### WHAT IS REQUIRED
Please copy the passage from the essay below about learning guitar, between "My alarm went" and "for Thursday afternoons.", inclusive.

### EXCERPT PROVIDED
=======
By Francisca Hernandez
Thursday, December 05, 2019
A few months ago, on a Saturday morning, I was meditating. In the last few moments, before my meditation ended, I had the joyful feeling of playing guitar. I imagined my family (and others I didn't know) all singing along while I gleefully and lovingly strummed my guitar.
My alarm went off as my body was still gently swaying. I slowly opened my eyes and wiggled my fingers and toes, bringing myself back into the present moment in my bedroom. Later, I looked up guitar lessons in Houston.
After some research, I had narrowed my options down to two teachers. I wanted to feel them out and let my intuition decide which one was best for me. I logically thought a phone conversation would be the best indicator.
I got both of their voicemails when I reached out to them. One responded by text, and the other called back. The teacher that called had great reviews. He was close by and offered hour-long classes. We had a pleasant conversation, and I decided to choose him. Though I was hoping for weekend lessons, he told me he didn’t offer classes on Saturdays. So I settled for Thursday afternoons.
Even though I’d scheduled a lesson, something didn’t feel right. I logically concluded that my fear was surfacing and ignored the nudge. A few days went by, and I still felt unsettled, so I made a choice just to let go and ask for help. If the lessons with the guitar teacher who I’d spoken with were meant to happen, I would receive a sign.
A few days before my scheduled lesson, the second teacher sent me a text asking if I was still interested in taking lessons. Though his location was further, I responded with a question about Saturday classes. He replied that one of his spots had just opened up. I immediately felt relieved and canceled my Thursday lesson.
Driving to my first guitar lesson, I wondered if I wanted to make this 45-50 minute drive each Saturday. I decided to relax and enjoy the drive. I can’t explain it, but deep down, I knew that there was a reason for choosing this teacher.
It turns out that my teacher practices meditation and yoga, as well. During our conversation about meditation and yoga, he asks if I had ever tried transformational breathing. He gives me names of local yoga teachers and a breathing practitioner.
A few weeks later, he gives me “Wish You Were Here” to practice by Pink Floyd. I get into my car after the lesson and cry.
“Wish You Were Here” has given me solace at different points in my life. That song came through the radio of my red Cavalier while I was parked outside of Austin High School, crying my eyes out.
I was berating myself and wondering how I’d gotten into another abusive relationship and how I would pull my almost forty-year-old self out of it.
I felt my dad and something/one else I couldn’t describe lifting me up as soon as that song played. I slowly raised my head from the steering wheel. I looked into my bloodshot, puffy red eyes in the rearview mirror, and said to myself, “We're just two lost souls swimming in a fish bowl.”
=======
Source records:
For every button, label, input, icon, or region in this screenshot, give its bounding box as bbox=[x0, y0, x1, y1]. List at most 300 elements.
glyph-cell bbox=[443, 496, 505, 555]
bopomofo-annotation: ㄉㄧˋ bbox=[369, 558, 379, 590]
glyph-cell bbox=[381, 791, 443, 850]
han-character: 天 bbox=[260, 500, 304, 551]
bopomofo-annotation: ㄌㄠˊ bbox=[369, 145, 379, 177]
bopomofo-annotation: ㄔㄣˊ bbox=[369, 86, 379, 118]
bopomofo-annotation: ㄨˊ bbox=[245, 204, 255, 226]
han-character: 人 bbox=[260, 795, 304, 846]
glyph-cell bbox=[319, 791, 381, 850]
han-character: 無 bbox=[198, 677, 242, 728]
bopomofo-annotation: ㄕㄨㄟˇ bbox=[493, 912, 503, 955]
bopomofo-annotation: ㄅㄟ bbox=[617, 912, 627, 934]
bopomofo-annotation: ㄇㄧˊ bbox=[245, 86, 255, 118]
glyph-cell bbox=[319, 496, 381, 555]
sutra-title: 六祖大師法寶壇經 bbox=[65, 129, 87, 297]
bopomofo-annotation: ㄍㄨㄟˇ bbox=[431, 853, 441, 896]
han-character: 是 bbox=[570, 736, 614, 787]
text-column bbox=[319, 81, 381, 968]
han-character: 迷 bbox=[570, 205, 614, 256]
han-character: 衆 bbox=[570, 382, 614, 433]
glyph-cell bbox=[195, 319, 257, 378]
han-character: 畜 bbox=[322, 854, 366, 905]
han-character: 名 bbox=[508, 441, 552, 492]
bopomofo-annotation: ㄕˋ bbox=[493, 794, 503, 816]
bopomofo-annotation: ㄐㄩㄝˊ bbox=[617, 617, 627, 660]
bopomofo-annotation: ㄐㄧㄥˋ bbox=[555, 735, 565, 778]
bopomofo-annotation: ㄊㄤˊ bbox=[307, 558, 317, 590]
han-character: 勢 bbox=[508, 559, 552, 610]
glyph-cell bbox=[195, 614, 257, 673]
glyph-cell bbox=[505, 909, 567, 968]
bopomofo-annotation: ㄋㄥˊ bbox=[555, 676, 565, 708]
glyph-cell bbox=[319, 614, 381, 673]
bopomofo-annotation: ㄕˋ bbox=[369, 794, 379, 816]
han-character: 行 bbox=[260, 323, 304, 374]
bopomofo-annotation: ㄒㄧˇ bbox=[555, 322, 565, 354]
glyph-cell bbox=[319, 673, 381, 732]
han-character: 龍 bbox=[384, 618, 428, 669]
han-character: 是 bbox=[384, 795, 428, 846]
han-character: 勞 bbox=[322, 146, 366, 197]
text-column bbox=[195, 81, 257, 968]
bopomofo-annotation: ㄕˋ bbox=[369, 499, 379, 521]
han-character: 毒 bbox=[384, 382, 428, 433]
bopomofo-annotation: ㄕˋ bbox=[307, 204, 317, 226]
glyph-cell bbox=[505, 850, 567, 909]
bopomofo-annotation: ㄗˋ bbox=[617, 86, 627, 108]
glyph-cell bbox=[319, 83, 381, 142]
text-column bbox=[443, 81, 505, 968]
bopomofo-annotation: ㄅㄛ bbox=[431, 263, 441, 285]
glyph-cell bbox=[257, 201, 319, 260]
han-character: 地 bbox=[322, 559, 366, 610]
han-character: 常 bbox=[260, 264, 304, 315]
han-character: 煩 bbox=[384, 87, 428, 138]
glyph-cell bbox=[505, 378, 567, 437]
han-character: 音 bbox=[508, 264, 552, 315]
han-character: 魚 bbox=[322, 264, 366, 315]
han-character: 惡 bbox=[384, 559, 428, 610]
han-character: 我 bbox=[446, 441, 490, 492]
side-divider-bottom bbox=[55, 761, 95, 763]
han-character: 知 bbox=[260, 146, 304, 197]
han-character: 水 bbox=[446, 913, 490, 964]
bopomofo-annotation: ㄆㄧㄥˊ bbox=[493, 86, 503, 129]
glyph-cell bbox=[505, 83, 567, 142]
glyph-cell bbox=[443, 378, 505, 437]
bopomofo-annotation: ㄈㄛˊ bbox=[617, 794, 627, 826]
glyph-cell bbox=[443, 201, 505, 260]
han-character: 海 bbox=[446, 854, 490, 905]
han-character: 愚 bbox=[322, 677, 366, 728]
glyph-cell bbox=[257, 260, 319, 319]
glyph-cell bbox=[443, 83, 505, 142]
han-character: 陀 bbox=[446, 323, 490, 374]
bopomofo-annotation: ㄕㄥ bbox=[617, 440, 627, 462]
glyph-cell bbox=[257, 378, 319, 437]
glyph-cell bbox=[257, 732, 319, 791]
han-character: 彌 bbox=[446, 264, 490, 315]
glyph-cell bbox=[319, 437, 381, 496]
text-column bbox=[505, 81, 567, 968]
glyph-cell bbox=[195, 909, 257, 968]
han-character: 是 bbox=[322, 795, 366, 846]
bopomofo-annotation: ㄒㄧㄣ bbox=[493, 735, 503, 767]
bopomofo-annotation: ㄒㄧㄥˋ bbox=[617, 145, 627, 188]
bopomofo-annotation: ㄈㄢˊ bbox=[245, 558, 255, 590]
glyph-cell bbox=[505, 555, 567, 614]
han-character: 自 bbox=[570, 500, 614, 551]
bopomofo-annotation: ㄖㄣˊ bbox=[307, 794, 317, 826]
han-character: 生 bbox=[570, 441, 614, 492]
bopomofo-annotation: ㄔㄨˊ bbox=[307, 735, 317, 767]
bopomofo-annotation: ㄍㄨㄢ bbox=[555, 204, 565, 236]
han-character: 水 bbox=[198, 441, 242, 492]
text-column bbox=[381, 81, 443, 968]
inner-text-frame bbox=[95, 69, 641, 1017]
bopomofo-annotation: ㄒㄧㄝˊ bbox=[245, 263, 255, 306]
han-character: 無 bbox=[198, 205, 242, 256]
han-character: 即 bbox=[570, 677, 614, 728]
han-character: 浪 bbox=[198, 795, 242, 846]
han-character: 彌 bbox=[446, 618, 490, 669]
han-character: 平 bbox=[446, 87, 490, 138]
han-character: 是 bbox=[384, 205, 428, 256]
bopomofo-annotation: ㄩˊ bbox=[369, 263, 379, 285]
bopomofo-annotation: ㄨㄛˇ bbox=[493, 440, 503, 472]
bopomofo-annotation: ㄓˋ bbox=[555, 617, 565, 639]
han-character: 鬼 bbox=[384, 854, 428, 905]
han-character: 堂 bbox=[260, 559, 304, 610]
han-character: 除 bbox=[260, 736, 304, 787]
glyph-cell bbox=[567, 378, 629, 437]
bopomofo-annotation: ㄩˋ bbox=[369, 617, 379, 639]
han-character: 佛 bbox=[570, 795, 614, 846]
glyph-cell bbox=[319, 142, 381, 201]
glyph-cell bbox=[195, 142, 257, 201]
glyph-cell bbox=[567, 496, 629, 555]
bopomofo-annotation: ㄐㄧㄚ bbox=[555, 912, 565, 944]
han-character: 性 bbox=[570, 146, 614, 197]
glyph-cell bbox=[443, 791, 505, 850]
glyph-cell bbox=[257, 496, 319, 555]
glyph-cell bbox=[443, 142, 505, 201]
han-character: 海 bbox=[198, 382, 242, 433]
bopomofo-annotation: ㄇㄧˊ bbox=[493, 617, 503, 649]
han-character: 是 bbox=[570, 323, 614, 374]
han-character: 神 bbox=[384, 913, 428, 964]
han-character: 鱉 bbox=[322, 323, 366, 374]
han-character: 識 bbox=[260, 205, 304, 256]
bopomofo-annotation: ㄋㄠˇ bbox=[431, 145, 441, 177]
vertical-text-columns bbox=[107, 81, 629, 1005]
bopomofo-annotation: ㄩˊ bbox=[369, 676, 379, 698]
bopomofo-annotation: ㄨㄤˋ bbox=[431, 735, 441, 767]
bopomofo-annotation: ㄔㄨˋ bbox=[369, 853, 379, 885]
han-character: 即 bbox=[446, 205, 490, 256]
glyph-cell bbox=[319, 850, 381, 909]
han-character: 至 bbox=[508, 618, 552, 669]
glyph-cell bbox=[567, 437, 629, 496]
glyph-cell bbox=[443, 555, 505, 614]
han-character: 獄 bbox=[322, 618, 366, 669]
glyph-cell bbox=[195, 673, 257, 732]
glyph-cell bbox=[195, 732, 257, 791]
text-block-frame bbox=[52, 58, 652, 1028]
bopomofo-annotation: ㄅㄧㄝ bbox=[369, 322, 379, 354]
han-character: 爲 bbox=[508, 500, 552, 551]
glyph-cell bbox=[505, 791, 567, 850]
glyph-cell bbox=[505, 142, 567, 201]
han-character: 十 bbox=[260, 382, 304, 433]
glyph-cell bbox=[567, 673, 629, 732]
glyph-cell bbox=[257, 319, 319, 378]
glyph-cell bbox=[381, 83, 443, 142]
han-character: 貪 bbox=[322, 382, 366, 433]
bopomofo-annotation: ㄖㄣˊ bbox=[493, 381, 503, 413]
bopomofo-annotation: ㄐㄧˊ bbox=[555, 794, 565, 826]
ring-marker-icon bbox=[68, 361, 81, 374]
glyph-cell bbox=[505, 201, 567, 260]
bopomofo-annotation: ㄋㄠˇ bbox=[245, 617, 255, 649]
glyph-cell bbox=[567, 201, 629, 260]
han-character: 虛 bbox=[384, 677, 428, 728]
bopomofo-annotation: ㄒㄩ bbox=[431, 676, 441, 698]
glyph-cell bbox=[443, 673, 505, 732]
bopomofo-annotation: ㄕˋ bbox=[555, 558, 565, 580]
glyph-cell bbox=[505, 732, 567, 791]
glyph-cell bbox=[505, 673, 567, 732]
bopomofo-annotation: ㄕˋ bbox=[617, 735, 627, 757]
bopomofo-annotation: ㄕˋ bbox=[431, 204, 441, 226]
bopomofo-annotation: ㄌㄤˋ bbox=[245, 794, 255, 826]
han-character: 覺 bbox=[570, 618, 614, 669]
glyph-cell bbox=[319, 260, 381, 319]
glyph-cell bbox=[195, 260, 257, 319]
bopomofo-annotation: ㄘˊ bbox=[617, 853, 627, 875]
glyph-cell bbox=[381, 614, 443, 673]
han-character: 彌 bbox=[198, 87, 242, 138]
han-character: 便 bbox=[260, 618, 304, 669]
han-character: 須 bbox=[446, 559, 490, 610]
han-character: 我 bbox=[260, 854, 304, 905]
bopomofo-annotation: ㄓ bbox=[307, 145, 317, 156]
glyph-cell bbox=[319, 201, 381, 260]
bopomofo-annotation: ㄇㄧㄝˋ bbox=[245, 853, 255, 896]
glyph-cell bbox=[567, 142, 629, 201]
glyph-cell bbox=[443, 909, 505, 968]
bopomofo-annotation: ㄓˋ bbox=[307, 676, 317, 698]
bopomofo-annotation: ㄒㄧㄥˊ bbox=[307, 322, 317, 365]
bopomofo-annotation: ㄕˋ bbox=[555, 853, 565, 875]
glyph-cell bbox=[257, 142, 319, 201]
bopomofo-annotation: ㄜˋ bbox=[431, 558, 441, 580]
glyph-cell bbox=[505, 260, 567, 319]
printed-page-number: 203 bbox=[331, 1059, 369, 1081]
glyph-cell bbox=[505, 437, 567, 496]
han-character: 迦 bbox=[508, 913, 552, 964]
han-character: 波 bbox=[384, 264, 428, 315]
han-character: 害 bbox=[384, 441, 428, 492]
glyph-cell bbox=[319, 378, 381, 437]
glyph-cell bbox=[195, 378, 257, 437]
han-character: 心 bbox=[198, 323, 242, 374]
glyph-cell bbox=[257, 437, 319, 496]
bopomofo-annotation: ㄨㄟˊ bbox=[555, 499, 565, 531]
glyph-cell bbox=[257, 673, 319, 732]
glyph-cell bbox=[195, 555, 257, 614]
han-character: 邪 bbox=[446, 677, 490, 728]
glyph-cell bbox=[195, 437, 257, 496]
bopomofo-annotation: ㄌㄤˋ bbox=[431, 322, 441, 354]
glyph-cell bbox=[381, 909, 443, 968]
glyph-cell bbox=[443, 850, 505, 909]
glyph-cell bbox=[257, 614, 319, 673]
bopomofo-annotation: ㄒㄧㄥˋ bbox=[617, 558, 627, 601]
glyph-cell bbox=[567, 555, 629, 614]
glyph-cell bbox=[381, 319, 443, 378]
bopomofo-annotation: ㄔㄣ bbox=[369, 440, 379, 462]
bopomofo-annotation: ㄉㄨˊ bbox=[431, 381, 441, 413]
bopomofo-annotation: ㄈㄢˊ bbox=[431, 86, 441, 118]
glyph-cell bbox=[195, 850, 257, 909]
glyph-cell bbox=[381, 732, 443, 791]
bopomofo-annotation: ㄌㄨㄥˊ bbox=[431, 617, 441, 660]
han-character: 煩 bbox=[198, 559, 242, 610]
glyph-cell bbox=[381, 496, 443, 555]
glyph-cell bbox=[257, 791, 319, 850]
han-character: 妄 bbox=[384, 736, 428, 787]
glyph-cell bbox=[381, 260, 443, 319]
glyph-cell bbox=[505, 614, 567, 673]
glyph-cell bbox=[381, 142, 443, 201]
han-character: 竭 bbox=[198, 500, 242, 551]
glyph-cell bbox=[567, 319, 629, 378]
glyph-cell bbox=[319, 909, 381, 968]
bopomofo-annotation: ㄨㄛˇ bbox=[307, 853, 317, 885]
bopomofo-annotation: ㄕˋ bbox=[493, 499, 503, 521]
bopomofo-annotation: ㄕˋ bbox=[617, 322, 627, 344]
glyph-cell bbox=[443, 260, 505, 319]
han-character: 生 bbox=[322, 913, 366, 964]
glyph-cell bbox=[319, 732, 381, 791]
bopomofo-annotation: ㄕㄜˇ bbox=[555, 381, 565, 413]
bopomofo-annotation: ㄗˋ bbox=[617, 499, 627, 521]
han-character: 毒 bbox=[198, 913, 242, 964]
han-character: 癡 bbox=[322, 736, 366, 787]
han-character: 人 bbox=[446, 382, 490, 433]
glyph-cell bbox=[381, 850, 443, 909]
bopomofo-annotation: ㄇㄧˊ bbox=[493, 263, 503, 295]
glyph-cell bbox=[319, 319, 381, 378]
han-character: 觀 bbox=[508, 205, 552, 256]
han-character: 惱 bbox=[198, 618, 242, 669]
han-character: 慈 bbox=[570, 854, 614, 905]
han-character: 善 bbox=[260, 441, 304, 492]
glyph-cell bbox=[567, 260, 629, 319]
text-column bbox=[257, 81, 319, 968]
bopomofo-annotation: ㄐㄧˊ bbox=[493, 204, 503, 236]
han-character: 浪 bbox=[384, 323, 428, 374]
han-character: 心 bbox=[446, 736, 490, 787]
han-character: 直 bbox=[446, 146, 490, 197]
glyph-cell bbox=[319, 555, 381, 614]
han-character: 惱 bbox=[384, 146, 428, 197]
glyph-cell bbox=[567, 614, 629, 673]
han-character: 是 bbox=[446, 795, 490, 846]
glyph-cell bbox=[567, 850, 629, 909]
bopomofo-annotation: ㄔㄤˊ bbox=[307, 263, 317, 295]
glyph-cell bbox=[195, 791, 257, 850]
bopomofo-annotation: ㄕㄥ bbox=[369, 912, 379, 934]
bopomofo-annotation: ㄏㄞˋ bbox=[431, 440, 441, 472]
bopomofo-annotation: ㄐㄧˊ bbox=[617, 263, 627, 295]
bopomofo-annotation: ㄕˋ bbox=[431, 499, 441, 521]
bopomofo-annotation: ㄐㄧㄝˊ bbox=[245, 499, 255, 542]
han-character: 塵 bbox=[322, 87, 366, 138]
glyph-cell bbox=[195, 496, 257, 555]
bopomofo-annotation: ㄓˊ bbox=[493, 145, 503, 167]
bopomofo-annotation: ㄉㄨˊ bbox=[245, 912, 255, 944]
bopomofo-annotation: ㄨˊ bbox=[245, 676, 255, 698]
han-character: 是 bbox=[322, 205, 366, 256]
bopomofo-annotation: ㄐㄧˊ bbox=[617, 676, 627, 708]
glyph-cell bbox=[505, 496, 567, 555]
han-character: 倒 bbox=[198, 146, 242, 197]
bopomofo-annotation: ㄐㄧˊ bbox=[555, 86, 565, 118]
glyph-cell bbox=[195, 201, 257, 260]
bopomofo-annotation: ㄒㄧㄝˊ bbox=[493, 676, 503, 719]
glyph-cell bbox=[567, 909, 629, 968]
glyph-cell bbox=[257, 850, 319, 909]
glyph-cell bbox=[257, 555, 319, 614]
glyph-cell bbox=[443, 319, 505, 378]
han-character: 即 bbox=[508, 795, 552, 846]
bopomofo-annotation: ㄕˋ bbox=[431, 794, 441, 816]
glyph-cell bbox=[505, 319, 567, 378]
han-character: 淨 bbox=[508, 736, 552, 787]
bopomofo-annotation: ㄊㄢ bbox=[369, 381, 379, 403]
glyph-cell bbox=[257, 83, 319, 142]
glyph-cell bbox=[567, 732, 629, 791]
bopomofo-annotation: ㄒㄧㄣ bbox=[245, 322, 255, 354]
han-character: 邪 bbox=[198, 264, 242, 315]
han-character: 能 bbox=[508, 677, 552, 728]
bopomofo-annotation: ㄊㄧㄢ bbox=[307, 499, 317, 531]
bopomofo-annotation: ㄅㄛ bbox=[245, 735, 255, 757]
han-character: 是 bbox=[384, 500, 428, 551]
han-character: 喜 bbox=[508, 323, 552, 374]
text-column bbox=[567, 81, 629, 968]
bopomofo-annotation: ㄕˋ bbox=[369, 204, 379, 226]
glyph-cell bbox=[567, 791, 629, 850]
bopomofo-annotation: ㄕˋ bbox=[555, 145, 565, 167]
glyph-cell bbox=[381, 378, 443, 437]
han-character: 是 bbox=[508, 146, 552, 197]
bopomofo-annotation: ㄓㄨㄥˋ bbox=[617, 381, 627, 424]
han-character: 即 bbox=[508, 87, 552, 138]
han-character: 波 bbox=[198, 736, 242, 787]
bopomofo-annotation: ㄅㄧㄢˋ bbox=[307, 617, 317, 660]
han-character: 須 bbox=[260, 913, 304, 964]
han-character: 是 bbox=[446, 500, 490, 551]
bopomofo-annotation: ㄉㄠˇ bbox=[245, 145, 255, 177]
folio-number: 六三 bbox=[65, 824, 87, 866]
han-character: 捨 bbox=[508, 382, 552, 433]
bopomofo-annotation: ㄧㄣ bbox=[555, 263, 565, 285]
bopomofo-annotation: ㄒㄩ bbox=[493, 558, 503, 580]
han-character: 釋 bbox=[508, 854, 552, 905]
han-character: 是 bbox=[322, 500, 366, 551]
=======
### RESULT OF THE TASK
My alarm went off as my body was still gently swaying. I slowly opened my eyes and wiggled my fingers and toes, bringing myself back into the present moment in my bedroom. Later, I looked up guitar lessons in Houston.
After some research, I had narrowed my options down to two teachers. I wanted to feel them out and let my intuition decide which one was best for me. I logically thought a phone conversation would be the best indicator.
I got both of their voicemails when I reached out to them. One responded by text, and the other called back. The teacher that called had great reviews. He was close by and offered hour-long classes. We had a pleasant conversation, and I decided to choose him. Though I was hoping for weekend lessons, he told me he didn’t offer classes on Saturdays. So I settled for Thursday afternoons.